— begin The records —

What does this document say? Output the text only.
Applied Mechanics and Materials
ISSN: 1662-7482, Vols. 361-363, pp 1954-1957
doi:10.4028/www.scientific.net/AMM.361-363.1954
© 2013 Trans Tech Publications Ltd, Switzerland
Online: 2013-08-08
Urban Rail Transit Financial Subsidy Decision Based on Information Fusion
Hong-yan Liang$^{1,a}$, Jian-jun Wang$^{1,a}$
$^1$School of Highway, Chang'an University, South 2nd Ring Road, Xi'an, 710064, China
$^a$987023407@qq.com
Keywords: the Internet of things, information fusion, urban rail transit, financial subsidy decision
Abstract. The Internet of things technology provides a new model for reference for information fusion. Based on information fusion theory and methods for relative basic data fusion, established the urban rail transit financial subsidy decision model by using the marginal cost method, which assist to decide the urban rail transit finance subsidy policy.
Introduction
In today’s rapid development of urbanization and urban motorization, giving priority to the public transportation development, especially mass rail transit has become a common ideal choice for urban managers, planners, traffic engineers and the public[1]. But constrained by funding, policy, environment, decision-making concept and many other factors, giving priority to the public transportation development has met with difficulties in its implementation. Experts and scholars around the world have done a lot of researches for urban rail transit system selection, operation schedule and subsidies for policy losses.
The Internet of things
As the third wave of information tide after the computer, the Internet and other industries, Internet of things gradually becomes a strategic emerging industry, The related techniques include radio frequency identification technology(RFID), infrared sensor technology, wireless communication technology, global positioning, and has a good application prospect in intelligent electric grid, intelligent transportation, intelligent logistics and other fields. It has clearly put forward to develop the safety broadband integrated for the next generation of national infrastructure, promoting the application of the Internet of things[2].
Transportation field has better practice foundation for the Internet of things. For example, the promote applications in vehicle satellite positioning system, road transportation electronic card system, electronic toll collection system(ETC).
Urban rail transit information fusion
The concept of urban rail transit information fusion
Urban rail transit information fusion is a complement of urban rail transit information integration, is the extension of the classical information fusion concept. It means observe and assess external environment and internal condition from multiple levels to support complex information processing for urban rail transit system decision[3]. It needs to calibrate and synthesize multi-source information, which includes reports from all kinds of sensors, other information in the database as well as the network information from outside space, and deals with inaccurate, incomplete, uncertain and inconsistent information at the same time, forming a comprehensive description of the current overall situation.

— end The records —

▸ **What the task requires**
State only the count of lines above that hold the string "which".

▸ **Output below**
2